Activity:
Carry on the IoT security FAQ below from the point where it stops.

[[ Source extract, beginning ]]

Question 1

What is IoT Security?

Accepted Answer

IoT, or The Internet of Things, refers to the billions of physical devices worldwide that are now connected to the internet, collecting and sharing data. IoT Security is the effort to secure the clouds, applications and devices that make up the IoT ecosystem.

Question 2

What is an IoT Security assessment?

Accepted Answer

An IoT Security assessment is a test performed by an qualified assessor aimed at understanding the gaps in security in an IoT ecosystem. This often includes testing the three main components of any IoT ecosystem: the cloud, the application and the device.

Question 3

Why should I get an IoT assessment?

Accepted Answer

One or more of these drivers are the reasons you may need an IoT assessment:

• Regulation(s) – Many regulations now require organizations to assess the security of their IoT environments. The key here is knowing exactly how much (and how little) assessment you need to ensure you are “compliant”.

[[ Source extract, end ]]
[[ Provided data, beginning ]]

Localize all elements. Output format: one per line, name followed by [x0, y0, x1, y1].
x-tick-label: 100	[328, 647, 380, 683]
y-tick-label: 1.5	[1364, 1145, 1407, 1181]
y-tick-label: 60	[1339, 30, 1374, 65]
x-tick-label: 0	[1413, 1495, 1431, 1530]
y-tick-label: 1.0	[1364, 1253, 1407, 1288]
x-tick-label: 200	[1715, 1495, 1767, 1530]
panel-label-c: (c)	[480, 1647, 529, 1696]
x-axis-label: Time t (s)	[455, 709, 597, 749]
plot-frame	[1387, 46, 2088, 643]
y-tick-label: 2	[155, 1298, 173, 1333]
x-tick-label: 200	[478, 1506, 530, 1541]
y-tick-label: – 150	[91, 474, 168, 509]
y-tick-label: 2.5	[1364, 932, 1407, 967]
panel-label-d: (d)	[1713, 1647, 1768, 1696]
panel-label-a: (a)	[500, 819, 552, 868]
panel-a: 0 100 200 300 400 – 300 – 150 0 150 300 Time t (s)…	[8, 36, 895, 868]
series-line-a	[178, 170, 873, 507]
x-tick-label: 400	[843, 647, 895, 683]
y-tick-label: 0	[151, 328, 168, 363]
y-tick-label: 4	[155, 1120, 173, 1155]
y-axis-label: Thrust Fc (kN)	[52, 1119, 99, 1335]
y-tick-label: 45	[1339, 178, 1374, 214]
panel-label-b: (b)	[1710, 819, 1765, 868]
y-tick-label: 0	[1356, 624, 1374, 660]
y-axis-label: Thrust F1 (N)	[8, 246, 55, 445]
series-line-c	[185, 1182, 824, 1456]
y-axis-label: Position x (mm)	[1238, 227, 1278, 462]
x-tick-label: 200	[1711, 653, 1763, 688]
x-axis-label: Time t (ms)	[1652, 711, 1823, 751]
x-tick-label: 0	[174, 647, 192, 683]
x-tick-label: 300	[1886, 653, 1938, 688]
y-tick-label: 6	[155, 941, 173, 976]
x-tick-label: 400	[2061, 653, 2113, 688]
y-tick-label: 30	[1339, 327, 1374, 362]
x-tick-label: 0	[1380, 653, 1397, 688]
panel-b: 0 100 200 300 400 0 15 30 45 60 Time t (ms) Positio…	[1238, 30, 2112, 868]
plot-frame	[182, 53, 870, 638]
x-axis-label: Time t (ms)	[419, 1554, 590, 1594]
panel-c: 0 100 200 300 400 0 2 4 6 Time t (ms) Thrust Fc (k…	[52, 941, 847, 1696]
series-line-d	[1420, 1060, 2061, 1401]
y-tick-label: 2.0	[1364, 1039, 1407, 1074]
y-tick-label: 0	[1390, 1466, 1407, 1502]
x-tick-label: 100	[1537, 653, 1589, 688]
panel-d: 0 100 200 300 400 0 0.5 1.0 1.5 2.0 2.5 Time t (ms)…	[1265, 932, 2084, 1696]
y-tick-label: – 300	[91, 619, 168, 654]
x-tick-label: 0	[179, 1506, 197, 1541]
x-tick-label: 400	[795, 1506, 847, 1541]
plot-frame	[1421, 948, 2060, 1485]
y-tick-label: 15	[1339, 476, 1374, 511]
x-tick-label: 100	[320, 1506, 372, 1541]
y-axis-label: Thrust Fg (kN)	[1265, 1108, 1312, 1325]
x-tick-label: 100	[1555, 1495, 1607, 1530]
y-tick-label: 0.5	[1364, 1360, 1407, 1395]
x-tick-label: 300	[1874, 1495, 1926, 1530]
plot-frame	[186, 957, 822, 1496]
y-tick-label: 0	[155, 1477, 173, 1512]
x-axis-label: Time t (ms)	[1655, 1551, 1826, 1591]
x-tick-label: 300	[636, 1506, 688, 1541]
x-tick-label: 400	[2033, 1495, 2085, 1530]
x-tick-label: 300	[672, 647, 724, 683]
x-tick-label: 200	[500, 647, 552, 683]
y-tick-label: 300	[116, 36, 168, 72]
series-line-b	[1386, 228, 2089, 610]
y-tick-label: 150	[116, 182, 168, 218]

[[ Provided data, end ]]

Response:
• Customer(s) – If your customers (or management or a regulator) need proof your environment is safe, you may have options regarding how you demonstrate that proof. It’s essential to know what form(s) of attestation will work best for you and your customers.

• Partner(s) – Cloud services like Alexa and Spotify are putting up walls and building moats around their cloud environments and requiring proof that you can leverage their services securely (often requiring that you comply with their particular requirements). If accessing third party cloud services to extend your product ecosystem is a must, so then is complying with its security demands.